** Aim of the exercise **
Copy every line of the data that contains the string "high".

#### Supplied records

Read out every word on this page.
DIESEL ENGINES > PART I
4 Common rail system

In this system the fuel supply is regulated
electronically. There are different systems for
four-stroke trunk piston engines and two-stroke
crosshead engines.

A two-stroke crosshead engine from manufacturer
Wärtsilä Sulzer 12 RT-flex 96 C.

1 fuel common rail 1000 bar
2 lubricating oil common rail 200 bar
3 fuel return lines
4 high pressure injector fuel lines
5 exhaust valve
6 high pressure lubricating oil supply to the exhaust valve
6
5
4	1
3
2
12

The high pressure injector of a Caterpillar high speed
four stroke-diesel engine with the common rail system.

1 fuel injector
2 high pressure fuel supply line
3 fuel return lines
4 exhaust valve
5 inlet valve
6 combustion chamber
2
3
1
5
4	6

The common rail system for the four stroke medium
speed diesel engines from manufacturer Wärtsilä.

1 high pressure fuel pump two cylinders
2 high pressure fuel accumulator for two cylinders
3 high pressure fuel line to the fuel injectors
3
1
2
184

########

** Solution to this exercise **
4 high pressure injector fuel lines
6 high pressure lubricating oil supply to the exhaust valve
The high pressure injector of a Caterpillar high speed
2 high pressure fuel supply line
1 high pressure fuel pump two cylinders
2 high pressure fuel accumulator for two cylinders
3 high pressure fuel line to the fuel injectors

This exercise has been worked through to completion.